Exercise 1 — Retype the dengue vaccine passage between "Hotta (1957), Sabin" and "of suckling mice.", inclusive.
Exercise 2 — Write what comes next in the dengue vaccine passage, picking up after its last sentence.

Passage for review —
The challenge in developing a dengue vaccine is that it must protect against DHF/DSS while not making the population susceptible to DHF/DSS. Such a task poses a most difficult problem to workers in the vaccine development field.
Hotta (1957), Sabin and Schlesinger (1945), Schlesinger et al. (1956), and Wisseman et al. (1963) demonstrated the ease and reproducibility of selecting an attenuated live dengue virus vaccine by serial passage in the brains of suckling mice.

[Document structure recognition data]
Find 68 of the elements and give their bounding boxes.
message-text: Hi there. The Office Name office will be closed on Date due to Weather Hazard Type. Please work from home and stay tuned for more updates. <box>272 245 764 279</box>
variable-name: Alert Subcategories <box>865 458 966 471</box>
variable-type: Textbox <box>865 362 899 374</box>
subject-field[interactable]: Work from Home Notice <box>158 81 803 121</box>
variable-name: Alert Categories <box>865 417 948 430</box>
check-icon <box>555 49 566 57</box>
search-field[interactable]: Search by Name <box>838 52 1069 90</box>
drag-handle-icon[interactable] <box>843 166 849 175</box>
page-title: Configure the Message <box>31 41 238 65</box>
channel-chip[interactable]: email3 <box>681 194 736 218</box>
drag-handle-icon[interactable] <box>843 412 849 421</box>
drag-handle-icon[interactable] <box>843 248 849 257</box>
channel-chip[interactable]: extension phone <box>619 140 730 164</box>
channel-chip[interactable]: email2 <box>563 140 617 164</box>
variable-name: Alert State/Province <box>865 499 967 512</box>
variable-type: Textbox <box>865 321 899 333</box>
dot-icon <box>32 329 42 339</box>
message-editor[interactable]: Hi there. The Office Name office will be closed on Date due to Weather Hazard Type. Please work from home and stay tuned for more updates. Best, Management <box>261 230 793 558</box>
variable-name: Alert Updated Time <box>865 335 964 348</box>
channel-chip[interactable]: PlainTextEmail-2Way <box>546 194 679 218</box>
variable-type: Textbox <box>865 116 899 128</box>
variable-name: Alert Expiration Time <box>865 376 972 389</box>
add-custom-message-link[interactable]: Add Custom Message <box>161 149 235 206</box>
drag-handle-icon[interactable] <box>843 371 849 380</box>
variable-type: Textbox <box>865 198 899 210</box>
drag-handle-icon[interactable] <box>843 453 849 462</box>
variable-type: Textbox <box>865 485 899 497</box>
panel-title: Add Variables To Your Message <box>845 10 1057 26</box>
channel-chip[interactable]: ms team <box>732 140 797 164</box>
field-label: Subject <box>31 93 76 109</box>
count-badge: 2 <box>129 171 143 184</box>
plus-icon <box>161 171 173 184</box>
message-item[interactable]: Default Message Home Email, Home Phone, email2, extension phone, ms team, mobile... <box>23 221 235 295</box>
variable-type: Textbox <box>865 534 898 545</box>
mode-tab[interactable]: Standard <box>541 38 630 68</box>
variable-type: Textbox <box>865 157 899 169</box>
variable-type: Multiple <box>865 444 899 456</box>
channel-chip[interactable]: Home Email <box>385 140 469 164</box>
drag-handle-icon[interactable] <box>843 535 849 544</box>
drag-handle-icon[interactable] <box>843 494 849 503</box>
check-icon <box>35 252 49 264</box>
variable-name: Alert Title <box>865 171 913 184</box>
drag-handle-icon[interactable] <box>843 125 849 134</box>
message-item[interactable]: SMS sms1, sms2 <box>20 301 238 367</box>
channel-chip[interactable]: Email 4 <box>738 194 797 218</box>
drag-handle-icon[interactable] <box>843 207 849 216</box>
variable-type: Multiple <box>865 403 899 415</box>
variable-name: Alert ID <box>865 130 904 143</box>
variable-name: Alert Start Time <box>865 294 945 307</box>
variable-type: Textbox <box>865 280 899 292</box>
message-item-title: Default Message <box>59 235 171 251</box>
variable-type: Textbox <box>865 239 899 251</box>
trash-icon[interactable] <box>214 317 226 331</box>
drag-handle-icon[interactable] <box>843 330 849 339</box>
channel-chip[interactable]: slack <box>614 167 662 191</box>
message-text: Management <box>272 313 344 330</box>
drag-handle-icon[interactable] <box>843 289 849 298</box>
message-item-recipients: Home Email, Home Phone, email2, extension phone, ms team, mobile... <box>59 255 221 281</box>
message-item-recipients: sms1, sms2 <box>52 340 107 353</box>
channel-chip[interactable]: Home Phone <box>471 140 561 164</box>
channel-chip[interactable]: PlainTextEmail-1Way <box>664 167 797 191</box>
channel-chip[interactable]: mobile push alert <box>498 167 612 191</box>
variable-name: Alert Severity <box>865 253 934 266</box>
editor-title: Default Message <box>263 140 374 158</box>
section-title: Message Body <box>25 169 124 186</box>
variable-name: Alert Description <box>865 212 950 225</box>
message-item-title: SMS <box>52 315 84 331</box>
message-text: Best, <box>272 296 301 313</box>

Answer section 1 —
Hotta (1957), Sabin and Schlesinger (1945), Schlesinger et al. (1956), and Wisseman et al. (1963) demonstrated the ease and reproducibility of selecting an attenuated live dengue virus vaccine by serial passage in the brains of suckling mice.

Answer section 2 —
More recently, dengue attenuation strategies have used clonal selection of viruses grown in tissue culture to pick variants from wild virus populations. These variants (dengue 1, 2, and 4) demonstrated temperature sensitivity, reduced suckling mouse neurovirulence, reduced rhesus monkey viremia, and somewhat lower antibody responses in infected monkeys, attributes thought to indicate attenuation for humans (Bancroft et al., 1984; Eckels et al., 1984; Halstead et al., 1984a,b,c,d). When tested in humans, however, the variants either were overattenuated, yielding unacceptably low seroconversion rate in susceptibles (dengue 2 and 4), or were underattenuated, producing symptoms in human volunteers (dengue 1 and 4). A dengue 2 vaccine serially passaged 50 times in primary dog kidney cells has been shown to be acceptably immunogenic and nonreactogenic in 10 adult volunteers tested in Thailand (Halstead, personal communication, 1985). However, it shares with all other vaccine strains limited growth potential in suitable mammalian cells, and thus the maximum titer of the vaccine probably will be about 105.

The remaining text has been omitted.